Instructions for the task
Scan the listing below. Report each line that includes "JSON".

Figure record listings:
-*-

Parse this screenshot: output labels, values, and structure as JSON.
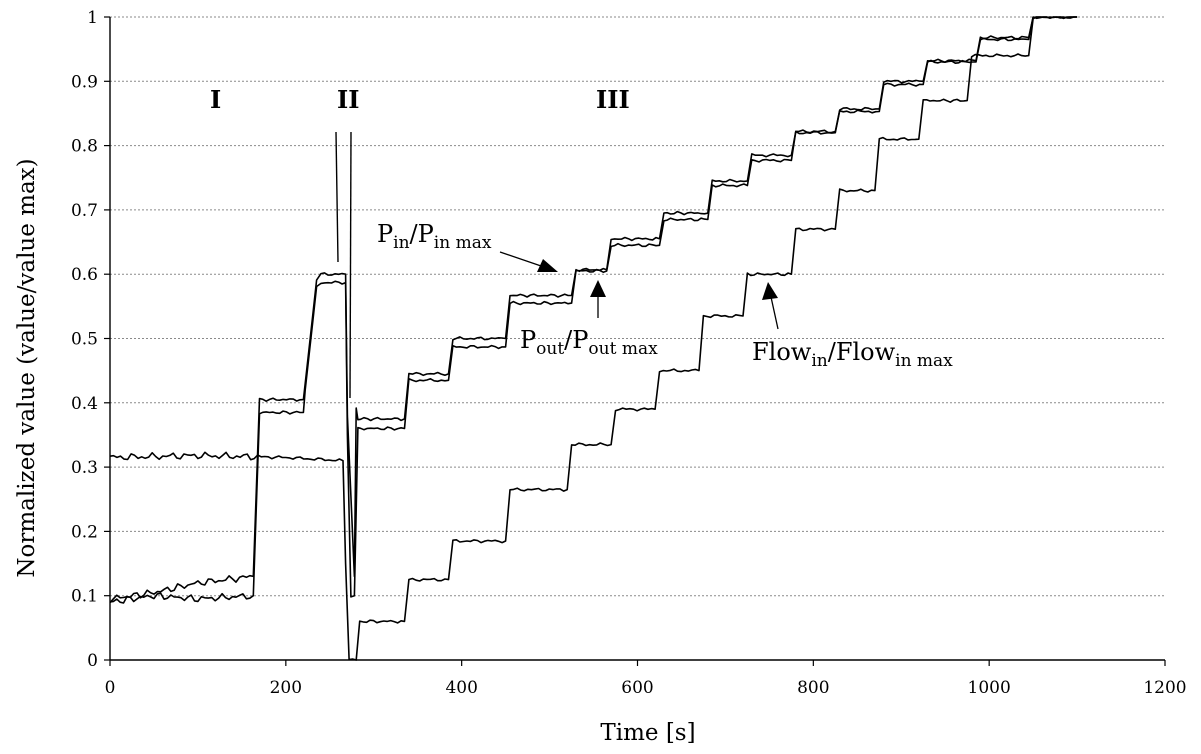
{
  "chart_data": {
    "type": "line",
    "xlabel": "Time [s]",
    "ylabel": "Normalized value (value/value max)",
    "xlim": [
      0,
      1200
    ],
    "ylim": [
      0,
      1
    ],
    "xticks": [
      "0",
      "200",
      "400",
      "600",
      "800",
      "1000",
      "1200"
    ],
    "yticks": [
      "0",
      "0.1",
      "0.2",
      "0.3",
      "0.4",
      "0.5",
      "0.6",
      "0.7",
      "0.8",
      "0.9",
      "1"
    ],
    "grid": "horizontal dotted",
    "regions": [
      "I",
      "II",
      "III"
    ],
    "annotations": {
      "p_in": {
        "main1": "P",
        "sub1": "in",
        "slash": "/",
        "main2": "P",
        "sub2": "in max"
      },
      "p_out": {
        "main1": "P",
        "sub1": "out",
        "slash": "/",
        "main2": "P",
        "sub2": "out max"
      },
      "flow_in": {
        "main1": "Flow",
        "sub1": "in",
        "slash": "/",
        "main2": "Flow",
        "sub2": "in max"
      }
    },
    "series": [
      {
        "name": "Pin/Pin max",
        "x": [
          0,
          50,
          100,
          163,
          170,
          220,
          222,
          235,
          240,
          268,
          270,
          278,
          280,
          282,
          285,
          335,
          340,
          385,
          390,
          450,
          455,
          525,
          530,
          565,
          570,
          625,
          630,
          680,
          685,
          725,
          730,
          775,
          780,
          825,
          830,
          875,
          880,
          925,
          930,
          985,
          990,
          1045,
          1050,
          1100
        ],
        "y": [
          0.095,
          0.105,
          0.12,
          0.13,
          0.405,
          0.405,
          0.43,
          0.59,
          0.6,
          0.6,
          0.38,
          0.13,
          0.39,
          0.375,
          0.375,
          0.375,
          0.445,
          0.445,
          0.5,
          0.5,
          0.567,
          0.567,
          0.607,
          0.607,
          0.655,
          0.655,
          0.695,
          0.695,
          0.745,
          0.745,
          0.785,
          0.785,
          0.822,
          0.822,
          0.857,
          0.857,
          0.9,
          0.9,
          0.932,
          0.932,
          0.968,
          0.968,
          1.0,
          1.0
        ]
      },
      {
        "name": "Pout/Pout max",
        "x": [
          0,
          50,
          100,
          163,
          170,
          220,
          222,
          235,
          240,
          268,
          270,
          274,
          278,
          282,
          285,
          335,
          340,
          385,
          390,
          450,
          455,
          525,
          530,
          565,
          570,
          625,
          630,
          680,
          685,
          725,
          730,
          775,
          780,
          825,
          830,
          875,
          880,
          925,
          930,
          985,
          990,
          1045,
          1050,
          1100
        ],
        "y": [
          0.09,
          0.1,
          0.095,
          0.1,
          0.385,
          0.385,
          0.42,
          0.58,
          0.587,
          0.587,
          0.35,
          0.1,
          0.1,
          0.36,
          0.36,
          0.36,
          0.435,
          0.435,
          0.487,
          0.487,
          0.555,
          0.555,
          0.605,
          0.605,
          0.645,
          0.645,
          0.685,
          0.685,
          0.738,
          0.738,
          0.777,
          0.777,
          0.82,
          0.82,
          0.853,
          0.853,
          0.895,
          0.895,
          0.93,
          0.93,
          0.965,
          0.965,
          1.0,
          1.0
        ]
      },
      {
        "name": "Flowin/Flowin max",
        "x": [
          0,
          100,
          200,
          265,
          268,
          272,
          280,
          284,
          335,
          340,
          385,
          390,
          450,
          455,
          520,
          525,
          570,
          575,
          620,
          625,
          670,
          675,
          720,
          725,
          775,
          780,
          825,
          830,
          870,
          875,
          920,
          925,
          975,
          980,
          1045,
          1050,
          1100
        ],
        "y": [
          0.315,
          0.318,
          0.315,
          0.31,
          0.15,
          0.0,
          0.0,
          0.06,
          0.06,
          0.125,
          0.125,
          0.185,
          0.185,
          0.265,
          0.265,
          0.335,
          0.335,
          0.39,
          0.39,
          0.45,
          0.45,
          0.535,
          0.535,
          0.6,
          0.6,
          0.67,
          0.67,
          0.73,
          0.73,
          0.81,
          0.81,
          0.87,
          0.87,
          0.94,
          0.94,
          1.0,
          1.0
        ]
      }
    ]
  }
}
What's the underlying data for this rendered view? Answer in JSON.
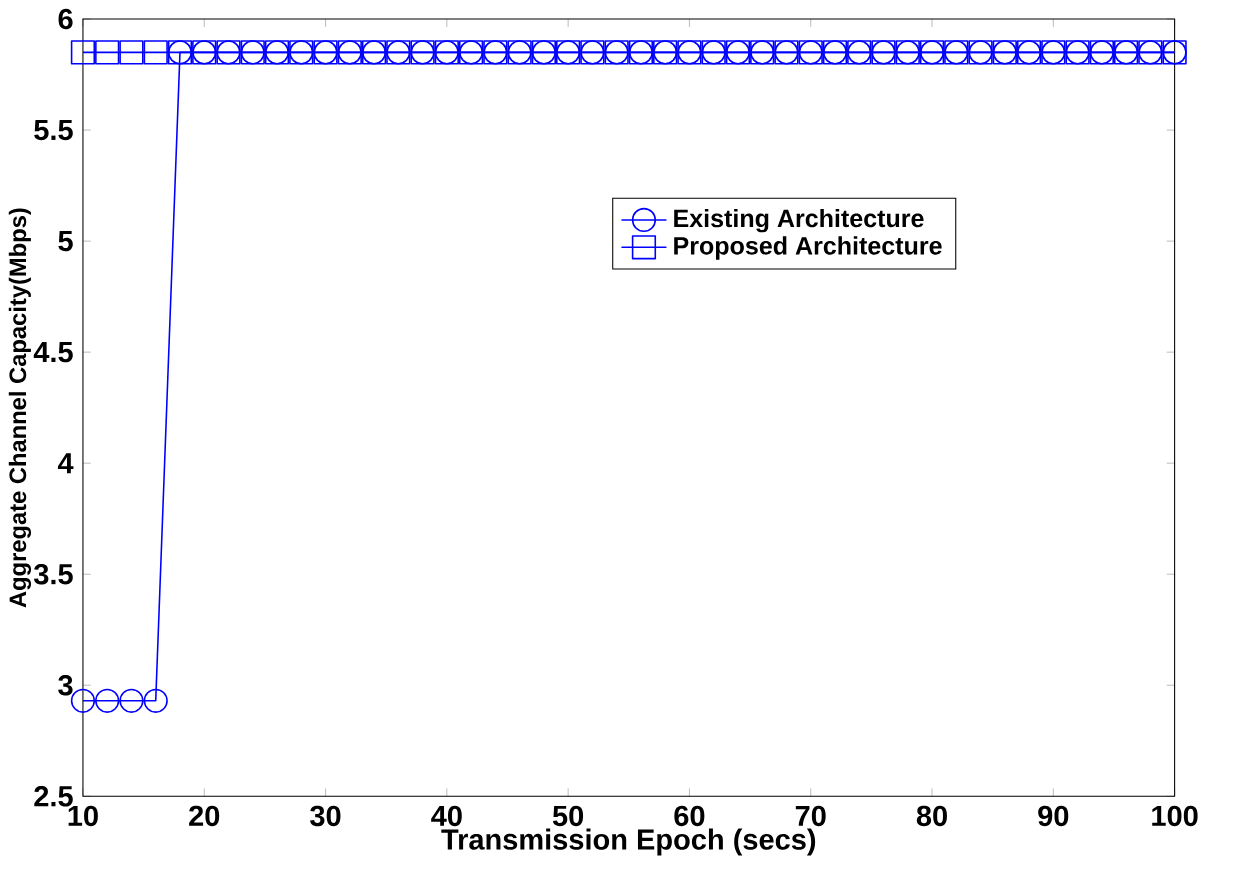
{
  "chart_data": {
    "type": "line",
    "xlabel": "Transmission Epoch (secs)",
    "ylabel": "Aggregate Channel Capacity(Mbps)",
    "x": [
      10,
      12,
      14,
      16,
      18,
      20,
      22,
      24,
      26,
      28,
      30,
      32,
      34,
      36,
      38,
      40,
      42,
      44,
      46,
      48,
      50,
      52,
      54,
      56,
      58,
      60,
      62,
      64,
      66,
      68,
      70,
      72,
      74,
      76,
      78,
      80,
      82,
      84,
      86,
      88,
      90,
      92,
      94,
      96,
      98,
      100
    ],
    "series": [
      {
        "name": "Existing Architecture",
        "color": "#0000ff",
        "marker": "circle",
        "values": [
          2.93,
          2.93,
          2.93,
          2.93,
          5.85,
          5.85,
          5.85,
          5.85,
          5.85,
          5.85,
          5.85,
          5.85,
          5.85,
          5.85,
          5.85,
          5.85,
          5.85,
          5.85,
          5.85,
          5.85,
          5.85,
          5.85,
          5.85,
          5.85,
          5.85,
          5.85,
          5.85,
          5.85,
          5.85,
          5.85,
          5.85,
          5.85,
          5.85,
          5.85,
          5.85,
          5.85,
          5.85,
          5.85,
          5.85,
          5.85,
          5.85,
          5.85,
          5.85,
          5.85,
          5.85,
          5.85
        ]
      },
      {
        "name": "Proposed Architecture",
        "color": "#0000ff",
        "marker": "square",
        "values": [
          5.85,
          5.85,
          5.85,
          5.85,
          5.85,
          5.85,
          5.85,
          5.85,
          5.85,
          5.85,
          5.85,
          5.85,
          5.85,
          5.85,
          5.85,
          5.85,
          5.85,
          5.85,
          5.85,
          5.85,
          5.85,
          5.85,
          5.85,
          5.85,
          5.85,
          5.85,
          5.85,
          5.85,
          5.85,
          5.85,
          5.85,
          5.85,
          5.85,
          5.85,
          5.85,
          5.85,
          5.85,
          5.85,
          5.85,
          5.85,
          5.85,
          5.85,
          5.85,
          5.85,
          5.85,
          5.85
        ]
      }
    ],
    "xlim": [
      10,
      100
    ],
    "xticks": [
      10,
      20,
      30,
      40,
      50,
      60,
      70,
      80,
      90,
      100
    ],
    "ylim": [
      2.5,
      6
    ],
    "yticks": [
      {
        "value": 2.5,
        "label": "2.5"
      },
      {
        "value": 3,
        "label": "3"
      },
      {
        "value": 3.5,
        "label": "3.5"
      },
      {
        "value": 4,
        "label": "4"
      },
      {
        "value": 4.5,
        "label": "4.5"
      },
      {
        "value": 5,
        "label": "5"
      },
      {
        "value": 5.5,
        "label": "5.5"
      },
      {
        "value": 6,
        "label": "6"
      }
    ],
    "grid": false,
    "legend": "top right",
    "line_style": "solid"
  }
}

-*-

Exercise answer
Parse this screenshot: output labels, values, and structure as JSON.
What's the underlying data for this rendered view? Answer in JSON.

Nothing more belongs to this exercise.